## Task directions
Report the total number of lines that include the string "name", without any other text.
----- Dataset records -----
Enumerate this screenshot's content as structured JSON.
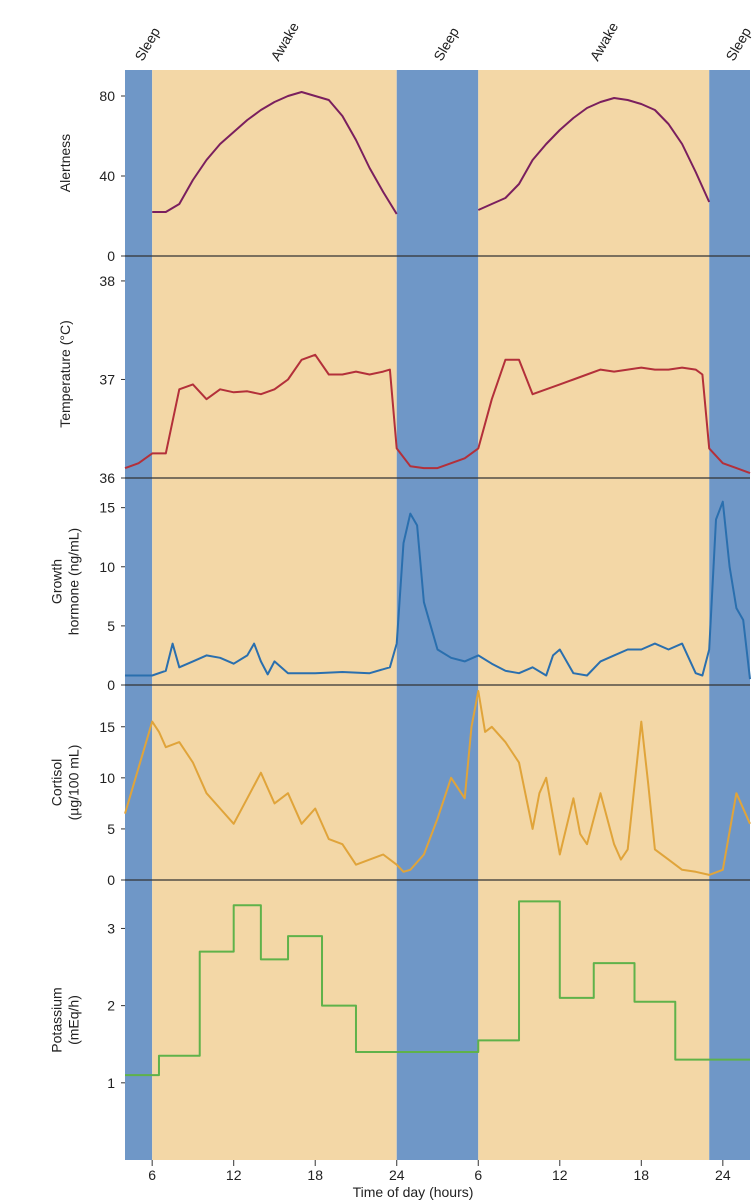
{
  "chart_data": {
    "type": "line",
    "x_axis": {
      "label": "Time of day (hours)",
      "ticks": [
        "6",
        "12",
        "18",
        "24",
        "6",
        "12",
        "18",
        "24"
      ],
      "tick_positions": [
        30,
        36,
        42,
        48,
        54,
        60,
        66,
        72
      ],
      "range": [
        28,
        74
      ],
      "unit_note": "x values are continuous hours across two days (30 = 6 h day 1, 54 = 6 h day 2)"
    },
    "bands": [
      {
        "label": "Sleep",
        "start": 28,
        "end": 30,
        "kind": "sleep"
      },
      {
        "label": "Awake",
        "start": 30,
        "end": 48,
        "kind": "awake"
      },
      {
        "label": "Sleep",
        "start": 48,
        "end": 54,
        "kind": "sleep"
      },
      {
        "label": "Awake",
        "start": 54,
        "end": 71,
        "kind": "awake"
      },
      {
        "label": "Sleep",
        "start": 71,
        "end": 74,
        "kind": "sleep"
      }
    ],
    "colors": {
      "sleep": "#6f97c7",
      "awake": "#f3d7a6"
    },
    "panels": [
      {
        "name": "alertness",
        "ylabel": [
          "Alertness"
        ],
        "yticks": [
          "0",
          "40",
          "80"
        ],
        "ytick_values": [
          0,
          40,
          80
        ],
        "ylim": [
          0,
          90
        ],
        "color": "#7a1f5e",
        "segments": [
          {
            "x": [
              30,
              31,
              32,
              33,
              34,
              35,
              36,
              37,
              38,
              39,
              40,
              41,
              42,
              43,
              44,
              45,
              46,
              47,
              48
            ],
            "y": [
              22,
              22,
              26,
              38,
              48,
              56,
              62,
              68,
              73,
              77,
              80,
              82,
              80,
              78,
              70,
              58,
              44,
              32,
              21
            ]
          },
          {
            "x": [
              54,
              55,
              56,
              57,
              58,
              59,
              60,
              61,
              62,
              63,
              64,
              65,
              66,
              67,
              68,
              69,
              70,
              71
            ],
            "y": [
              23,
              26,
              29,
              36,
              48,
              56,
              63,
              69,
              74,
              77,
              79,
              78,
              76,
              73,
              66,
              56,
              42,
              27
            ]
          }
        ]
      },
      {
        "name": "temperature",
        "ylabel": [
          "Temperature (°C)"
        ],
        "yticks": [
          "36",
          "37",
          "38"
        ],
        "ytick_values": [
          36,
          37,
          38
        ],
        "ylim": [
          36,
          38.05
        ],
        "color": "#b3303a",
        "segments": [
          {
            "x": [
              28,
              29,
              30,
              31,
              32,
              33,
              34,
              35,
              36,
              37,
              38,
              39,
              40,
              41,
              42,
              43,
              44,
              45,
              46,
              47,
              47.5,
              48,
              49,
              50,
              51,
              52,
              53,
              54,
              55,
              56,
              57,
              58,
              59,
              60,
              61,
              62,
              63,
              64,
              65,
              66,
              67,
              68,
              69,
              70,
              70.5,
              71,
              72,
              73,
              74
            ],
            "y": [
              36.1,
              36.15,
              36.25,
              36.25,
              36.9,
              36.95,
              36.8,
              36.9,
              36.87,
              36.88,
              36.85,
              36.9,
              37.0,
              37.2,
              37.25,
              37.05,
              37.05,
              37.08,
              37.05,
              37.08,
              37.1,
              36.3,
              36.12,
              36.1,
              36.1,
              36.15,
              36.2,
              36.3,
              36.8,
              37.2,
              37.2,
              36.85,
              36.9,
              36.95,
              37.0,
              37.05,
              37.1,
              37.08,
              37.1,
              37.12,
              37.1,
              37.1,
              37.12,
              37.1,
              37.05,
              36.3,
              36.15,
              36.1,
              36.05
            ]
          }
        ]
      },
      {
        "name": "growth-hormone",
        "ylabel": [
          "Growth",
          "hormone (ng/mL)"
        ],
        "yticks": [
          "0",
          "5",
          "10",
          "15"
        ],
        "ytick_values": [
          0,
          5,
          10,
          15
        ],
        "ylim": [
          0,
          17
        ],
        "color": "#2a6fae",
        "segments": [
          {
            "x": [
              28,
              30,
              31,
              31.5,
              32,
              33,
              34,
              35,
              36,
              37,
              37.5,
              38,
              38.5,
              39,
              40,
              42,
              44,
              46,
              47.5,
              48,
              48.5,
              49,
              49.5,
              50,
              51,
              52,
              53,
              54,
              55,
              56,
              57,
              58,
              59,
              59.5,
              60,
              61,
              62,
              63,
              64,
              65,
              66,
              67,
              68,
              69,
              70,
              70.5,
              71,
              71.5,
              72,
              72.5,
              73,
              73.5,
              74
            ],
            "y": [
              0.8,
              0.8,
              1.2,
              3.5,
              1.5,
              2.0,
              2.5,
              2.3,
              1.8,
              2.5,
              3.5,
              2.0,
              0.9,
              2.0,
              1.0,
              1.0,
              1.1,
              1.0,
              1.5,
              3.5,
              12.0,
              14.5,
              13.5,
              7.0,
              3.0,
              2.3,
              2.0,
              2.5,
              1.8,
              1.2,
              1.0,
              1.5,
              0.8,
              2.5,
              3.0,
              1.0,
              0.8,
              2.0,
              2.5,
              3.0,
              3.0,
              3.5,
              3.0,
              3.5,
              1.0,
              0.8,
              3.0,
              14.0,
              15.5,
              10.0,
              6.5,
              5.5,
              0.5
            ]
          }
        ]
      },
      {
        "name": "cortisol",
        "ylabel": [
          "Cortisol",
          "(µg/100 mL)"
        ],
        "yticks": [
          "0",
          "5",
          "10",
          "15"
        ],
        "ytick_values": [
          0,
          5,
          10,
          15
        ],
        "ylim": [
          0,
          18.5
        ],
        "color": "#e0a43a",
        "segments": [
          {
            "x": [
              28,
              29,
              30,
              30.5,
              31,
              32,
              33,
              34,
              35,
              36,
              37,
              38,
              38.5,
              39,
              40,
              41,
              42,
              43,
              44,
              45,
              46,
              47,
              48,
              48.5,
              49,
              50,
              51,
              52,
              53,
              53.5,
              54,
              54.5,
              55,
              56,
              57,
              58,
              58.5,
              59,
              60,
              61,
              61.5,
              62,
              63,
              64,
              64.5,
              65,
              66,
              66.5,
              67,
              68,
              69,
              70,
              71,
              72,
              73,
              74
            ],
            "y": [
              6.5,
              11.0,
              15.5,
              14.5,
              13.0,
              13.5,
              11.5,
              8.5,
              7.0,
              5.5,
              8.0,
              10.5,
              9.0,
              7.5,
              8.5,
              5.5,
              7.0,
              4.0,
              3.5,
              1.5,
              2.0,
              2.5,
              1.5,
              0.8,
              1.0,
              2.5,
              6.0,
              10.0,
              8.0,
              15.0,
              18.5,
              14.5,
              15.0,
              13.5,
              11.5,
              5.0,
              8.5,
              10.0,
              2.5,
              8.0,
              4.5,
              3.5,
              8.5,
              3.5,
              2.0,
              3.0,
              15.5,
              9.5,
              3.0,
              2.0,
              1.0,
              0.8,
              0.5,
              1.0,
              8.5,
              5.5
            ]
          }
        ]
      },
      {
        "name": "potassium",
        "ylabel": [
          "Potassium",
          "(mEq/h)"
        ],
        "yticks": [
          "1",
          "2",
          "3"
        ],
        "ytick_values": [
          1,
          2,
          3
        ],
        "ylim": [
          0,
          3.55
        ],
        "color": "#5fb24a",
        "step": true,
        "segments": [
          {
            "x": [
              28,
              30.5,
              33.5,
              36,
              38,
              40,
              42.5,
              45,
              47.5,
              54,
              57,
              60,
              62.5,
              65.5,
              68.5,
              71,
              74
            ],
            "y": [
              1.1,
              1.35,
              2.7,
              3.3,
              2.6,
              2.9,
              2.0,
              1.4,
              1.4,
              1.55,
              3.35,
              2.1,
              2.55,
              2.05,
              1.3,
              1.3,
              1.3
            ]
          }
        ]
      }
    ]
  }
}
-----
----- Dataset records -----
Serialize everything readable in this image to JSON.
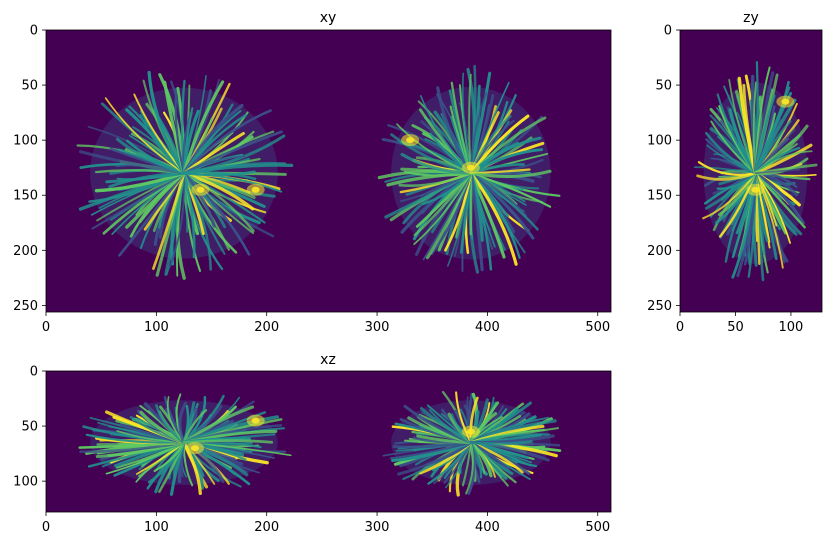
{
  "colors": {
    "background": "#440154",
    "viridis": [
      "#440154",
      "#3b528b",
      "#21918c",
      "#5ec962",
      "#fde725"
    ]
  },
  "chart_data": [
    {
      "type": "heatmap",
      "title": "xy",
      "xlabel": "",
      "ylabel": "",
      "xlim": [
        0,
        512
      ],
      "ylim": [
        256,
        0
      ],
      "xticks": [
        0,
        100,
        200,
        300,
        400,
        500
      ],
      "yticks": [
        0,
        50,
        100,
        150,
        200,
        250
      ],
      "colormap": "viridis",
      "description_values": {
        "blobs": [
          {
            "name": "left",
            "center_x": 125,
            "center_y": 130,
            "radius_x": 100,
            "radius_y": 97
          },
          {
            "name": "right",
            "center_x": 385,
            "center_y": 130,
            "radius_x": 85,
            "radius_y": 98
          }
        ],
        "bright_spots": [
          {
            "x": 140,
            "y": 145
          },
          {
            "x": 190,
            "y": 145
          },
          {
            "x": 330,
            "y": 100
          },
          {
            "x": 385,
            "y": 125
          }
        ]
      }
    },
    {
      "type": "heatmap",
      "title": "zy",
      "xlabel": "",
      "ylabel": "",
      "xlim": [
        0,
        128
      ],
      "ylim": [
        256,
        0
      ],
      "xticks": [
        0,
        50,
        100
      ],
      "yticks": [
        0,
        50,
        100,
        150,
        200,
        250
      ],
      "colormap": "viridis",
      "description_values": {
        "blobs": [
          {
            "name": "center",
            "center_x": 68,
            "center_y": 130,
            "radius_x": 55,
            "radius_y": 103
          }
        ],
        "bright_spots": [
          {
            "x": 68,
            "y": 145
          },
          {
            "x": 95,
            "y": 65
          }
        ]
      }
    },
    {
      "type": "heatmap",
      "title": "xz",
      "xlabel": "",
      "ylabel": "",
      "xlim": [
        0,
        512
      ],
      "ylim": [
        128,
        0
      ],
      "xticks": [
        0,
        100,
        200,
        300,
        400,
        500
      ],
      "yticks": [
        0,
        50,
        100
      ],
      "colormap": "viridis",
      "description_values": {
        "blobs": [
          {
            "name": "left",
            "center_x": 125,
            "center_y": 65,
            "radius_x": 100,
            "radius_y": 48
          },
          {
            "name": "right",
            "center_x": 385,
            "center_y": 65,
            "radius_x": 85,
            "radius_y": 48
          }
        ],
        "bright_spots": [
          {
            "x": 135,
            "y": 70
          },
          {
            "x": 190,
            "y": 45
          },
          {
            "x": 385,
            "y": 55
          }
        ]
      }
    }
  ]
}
-----
----- Dataset records -----
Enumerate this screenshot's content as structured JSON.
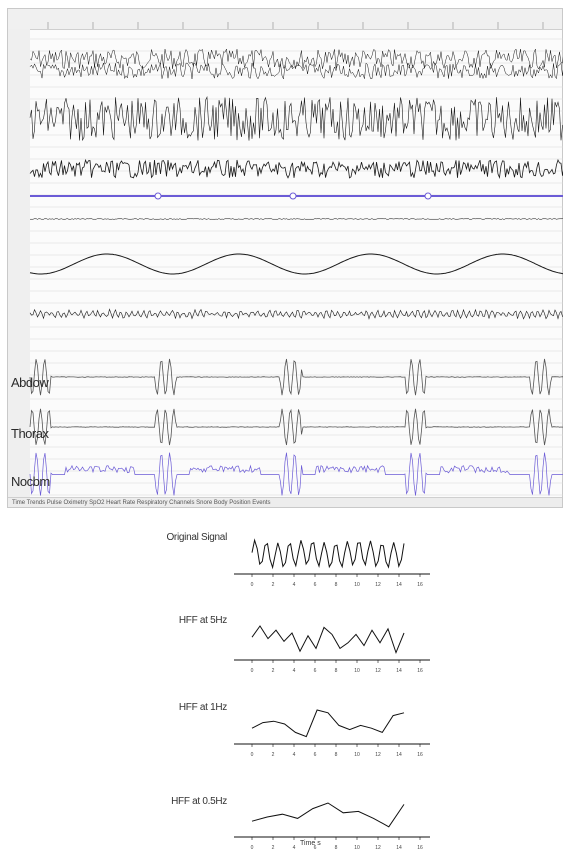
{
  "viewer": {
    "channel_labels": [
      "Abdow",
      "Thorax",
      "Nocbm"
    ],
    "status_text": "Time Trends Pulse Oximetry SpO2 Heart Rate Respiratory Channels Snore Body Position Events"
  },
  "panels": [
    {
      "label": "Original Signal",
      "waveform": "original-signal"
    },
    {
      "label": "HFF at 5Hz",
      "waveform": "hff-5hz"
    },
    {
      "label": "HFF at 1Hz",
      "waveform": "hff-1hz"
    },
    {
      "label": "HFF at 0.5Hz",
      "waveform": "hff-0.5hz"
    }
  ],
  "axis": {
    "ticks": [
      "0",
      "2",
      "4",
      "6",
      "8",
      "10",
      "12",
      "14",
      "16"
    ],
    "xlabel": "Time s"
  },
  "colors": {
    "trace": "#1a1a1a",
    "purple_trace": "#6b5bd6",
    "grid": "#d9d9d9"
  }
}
-----
## Finished answer
10